**Work required:** Copy each line where the word "Виды" occurs.

• • •

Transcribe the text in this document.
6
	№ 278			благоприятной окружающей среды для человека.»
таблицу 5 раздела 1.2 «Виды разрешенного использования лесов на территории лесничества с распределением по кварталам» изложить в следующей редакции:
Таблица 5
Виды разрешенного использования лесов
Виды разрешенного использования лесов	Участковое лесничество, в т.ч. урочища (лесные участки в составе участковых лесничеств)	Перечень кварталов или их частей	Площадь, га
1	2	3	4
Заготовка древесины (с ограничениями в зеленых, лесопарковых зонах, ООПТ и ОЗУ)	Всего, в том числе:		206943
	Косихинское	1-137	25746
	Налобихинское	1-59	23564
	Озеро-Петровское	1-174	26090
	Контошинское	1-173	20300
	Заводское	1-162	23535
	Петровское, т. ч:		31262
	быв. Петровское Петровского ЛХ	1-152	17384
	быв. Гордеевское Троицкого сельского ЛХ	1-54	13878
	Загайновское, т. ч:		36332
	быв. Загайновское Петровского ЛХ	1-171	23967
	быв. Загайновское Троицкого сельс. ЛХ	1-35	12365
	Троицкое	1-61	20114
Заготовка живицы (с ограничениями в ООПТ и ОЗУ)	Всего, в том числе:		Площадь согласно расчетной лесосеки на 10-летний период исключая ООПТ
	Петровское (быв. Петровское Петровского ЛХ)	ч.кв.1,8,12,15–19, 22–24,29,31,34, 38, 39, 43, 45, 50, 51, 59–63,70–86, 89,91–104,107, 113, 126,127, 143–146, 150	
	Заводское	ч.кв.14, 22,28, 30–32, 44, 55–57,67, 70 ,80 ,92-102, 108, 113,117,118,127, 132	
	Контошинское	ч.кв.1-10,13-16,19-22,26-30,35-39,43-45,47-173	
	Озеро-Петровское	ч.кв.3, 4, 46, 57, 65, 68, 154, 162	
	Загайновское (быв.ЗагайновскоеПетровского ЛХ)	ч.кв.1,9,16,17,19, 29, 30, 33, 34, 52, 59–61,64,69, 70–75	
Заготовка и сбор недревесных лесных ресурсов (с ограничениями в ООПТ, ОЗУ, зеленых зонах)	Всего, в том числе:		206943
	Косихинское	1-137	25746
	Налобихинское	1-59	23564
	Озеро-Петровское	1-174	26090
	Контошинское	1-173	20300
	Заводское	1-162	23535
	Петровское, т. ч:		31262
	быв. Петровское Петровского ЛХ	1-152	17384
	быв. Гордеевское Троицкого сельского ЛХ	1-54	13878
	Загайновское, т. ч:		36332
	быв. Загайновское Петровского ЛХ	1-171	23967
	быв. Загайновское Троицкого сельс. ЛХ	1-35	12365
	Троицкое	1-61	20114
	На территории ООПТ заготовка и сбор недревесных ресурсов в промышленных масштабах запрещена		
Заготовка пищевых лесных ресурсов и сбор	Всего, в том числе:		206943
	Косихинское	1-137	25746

• • •

**Completed task:**
таблицу 5 раздела 1.2 «Виды разрешенного использования лесов на территории лесничества с распределением по кварталам» изложить в следующей редакции:
Виды разрешенного использования лесов
Виды разрешенного использования лесов	Участковое лесничество, в т.ч. урочища (лесные участки в составе участковых лесничеств)	Перечень кварталов или их частей	Площадь, га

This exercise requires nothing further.